- WHAT THE EXERCISE ASKS
Copy out every line that contains the word "Feuchte".
-- start PROVIDED DATA --
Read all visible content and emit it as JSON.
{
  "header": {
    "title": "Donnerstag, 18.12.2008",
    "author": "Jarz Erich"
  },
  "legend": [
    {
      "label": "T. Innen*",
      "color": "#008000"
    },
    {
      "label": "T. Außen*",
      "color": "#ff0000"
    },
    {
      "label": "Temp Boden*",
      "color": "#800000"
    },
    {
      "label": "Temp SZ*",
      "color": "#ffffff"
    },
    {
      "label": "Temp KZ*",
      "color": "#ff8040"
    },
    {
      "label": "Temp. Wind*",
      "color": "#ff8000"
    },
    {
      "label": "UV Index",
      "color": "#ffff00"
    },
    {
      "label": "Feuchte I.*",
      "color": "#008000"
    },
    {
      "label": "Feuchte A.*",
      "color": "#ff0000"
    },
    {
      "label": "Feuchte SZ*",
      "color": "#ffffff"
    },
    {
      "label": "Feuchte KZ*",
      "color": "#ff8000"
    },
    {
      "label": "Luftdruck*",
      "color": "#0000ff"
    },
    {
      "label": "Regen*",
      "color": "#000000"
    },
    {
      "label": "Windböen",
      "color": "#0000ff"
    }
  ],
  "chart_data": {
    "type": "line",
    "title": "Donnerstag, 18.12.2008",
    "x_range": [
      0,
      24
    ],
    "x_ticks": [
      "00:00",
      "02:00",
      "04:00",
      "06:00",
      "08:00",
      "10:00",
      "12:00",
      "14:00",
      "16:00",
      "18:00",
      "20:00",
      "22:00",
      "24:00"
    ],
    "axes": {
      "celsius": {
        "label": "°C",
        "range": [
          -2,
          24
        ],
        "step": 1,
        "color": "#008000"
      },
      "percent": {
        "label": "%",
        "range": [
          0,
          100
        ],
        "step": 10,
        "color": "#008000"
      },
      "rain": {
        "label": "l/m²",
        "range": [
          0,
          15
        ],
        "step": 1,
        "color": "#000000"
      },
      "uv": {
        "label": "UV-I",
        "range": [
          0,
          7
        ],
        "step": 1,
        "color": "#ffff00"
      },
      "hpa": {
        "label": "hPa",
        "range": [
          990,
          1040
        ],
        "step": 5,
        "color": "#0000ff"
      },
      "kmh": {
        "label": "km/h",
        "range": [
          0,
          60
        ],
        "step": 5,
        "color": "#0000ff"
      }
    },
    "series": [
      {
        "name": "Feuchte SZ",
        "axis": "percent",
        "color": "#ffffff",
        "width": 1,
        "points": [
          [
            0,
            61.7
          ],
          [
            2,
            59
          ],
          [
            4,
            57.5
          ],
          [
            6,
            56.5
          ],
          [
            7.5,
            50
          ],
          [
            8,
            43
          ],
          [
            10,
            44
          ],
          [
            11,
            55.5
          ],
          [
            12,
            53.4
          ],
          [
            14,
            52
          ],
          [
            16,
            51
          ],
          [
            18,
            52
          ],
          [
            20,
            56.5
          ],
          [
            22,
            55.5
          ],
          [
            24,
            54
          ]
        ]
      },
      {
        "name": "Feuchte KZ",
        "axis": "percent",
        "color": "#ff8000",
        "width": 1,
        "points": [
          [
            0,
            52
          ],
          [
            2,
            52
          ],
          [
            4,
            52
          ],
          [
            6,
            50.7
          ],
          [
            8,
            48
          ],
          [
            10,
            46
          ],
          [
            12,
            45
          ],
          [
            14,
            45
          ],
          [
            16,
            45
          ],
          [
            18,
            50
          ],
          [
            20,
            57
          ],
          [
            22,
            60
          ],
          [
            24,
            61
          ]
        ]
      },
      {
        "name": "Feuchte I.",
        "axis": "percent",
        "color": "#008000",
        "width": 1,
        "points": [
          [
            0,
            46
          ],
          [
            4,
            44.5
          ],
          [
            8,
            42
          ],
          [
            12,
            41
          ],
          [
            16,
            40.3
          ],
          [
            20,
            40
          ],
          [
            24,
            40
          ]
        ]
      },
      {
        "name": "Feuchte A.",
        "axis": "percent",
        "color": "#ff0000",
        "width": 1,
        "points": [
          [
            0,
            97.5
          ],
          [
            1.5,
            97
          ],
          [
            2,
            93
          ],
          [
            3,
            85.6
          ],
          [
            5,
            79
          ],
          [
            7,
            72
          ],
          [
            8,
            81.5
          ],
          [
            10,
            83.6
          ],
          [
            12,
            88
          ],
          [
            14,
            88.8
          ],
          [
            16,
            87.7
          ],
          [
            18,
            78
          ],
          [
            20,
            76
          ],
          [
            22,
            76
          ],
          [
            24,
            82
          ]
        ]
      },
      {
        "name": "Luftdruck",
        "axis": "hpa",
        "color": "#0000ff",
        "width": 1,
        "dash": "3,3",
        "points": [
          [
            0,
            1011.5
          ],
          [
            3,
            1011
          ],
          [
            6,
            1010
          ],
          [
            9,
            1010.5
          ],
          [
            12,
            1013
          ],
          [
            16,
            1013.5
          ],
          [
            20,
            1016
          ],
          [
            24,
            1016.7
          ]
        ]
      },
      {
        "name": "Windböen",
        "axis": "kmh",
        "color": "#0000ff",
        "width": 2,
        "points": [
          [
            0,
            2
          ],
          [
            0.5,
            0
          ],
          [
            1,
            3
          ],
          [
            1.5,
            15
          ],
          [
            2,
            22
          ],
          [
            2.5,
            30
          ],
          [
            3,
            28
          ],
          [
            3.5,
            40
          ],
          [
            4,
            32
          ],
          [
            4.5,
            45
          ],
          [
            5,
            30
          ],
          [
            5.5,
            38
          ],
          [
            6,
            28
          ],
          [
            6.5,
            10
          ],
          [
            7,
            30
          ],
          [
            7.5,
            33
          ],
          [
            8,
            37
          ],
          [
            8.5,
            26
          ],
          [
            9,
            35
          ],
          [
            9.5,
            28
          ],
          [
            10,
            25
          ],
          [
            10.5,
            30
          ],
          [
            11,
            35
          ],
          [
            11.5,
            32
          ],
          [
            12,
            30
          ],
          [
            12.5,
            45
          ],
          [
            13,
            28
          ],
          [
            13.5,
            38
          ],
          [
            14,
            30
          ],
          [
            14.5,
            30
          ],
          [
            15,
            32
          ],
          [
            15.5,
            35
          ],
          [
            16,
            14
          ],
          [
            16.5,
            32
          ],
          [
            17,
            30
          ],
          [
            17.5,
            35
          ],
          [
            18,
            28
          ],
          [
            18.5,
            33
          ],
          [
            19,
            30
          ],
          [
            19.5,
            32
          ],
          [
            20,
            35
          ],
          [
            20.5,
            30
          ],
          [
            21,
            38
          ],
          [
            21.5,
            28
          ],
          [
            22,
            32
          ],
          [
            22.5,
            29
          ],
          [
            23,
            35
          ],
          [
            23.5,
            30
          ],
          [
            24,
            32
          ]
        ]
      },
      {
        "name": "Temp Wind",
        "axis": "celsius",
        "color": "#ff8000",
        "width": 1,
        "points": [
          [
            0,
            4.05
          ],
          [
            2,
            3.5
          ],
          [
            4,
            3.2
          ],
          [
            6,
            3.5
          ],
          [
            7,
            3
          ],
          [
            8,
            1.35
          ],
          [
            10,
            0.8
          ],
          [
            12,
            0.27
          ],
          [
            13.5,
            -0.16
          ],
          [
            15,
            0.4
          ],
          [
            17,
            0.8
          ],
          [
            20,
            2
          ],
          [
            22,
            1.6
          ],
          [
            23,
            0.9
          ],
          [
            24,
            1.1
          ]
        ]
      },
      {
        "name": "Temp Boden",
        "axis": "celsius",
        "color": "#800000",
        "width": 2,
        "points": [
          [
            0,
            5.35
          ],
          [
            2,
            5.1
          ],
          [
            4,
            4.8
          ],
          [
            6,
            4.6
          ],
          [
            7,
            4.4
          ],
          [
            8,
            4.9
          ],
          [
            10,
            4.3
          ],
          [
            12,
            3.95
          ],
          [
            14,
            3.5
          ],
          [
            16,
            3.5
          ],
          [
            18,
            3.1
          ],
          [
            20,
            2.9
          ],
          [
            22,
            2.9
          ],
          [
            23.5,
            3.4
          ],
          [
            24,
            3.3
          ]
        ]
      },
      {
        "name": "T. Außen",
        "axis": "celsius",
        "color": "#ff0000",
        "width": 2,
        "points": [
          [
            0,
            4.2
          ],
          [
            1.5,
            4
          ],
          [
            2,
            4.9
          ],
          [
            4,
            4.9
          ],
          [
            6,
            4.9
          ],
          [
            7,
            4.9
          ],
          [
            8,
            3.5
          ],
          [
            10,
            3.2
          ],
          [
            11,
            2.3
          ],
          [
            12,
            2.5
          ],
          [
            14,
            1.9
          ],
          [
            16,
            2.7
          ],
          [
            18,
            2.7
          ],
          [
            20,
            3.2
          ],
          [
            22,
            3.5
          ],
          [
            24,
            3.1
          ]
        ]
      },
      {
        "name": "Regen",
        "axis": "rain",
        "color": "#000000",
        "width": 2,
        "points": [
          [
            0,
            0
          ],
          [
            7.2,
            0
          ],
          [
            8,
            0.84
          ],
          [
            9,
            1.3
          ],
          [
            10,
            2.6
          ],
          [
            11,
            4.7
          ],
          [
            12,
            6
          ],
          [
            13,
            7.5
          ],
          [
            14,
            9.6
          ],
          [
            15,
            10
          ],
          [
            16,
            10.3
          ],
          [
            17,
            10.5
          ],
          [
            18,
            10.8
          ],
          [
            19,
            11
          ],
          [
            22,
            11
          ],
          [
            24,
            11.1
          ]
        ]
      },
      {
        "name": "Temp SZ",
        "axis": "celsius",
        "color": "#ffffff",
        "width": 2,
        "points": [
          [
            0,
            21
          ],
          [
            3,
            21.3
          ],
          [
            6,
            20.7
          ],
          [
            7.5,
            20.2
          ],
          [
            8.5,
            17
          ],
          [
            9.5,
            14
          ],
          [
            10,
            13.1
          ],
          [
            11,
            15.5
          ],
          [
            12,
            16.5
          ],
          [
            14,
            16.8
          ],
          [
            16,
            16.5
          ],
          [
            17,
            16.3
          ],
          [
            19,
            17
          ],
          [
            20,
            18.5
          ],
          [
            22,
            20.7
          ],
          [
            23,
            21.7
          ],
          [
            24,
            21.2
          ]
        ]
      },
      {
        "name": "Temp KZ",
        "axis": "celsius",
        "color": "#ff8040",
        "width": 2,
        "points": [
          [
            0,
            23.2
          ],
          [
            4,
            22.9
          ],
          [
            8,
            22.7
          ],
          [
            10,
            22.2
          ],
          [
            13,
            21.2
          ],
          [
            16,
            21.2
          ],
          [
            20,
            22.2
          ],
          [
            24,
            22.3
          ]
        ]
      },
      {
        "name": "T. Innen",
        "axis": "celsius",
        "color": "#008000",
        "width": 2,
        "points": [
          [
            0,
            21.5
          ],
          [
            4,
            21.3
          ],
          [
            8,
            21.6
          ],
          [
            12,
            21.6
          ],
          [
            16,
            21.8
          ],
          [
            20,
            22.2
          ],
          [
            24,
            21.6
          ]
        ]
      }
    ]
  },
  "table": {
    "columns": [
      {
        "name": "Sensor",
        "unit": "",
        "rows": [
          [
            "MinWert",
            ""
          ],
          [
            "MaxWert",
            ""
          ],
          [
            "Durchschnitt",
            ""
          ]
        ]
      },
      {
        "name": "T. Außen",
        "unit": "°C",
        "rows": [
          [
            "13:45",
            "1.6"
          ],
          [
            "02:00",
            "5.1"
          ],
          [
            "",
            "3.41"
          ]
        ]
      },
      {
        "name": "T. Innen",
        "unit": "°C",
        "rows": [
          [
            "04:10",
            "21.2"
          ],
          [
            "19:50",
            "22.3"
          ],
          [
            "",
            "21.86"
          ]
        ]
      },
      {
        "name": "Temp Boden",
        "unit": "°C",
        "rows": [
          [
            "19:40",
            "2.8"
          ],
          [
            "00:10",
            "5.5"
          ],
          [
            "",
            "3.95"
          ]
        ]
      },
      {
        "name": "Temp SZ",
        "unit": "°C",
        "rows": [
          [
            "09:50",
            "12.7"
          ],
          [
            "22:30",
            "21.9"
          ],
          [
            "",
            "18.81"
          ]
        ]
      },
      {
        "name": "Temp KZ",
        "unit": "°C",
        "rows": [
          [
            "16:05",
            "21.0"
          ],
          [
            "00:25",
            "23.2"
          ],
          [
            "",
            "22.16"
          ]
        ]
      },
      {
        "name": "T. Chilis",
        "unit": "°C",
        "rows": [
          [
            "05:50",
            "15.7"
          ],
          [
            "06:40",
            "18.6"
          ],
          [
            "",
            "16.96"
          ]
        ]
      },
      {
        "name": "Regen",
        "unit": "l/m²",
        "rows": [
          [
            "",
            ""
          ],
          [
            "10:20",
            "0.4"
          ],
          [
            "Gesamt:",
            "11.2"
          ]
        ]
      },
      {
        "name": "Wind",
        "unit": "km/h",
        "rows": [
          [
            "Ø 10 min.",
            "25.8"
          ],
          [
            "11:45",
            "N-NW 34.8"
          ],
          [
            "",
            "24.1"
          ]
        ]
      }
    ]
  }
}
-- end PROVIDED DATA --
- ANSWER TO THIS PROBLEM
      "label": "Feuchte I.*",
      "label": "Feuchte A.*",
      "label": "Feuchte SZ*",
      "label": "Feuchte KZ*",
        "name": "Feuchte SZ",
        "name": "Feuchte KZ",
        "name": "Feuchte I.",
        "name": "Feuchte A.",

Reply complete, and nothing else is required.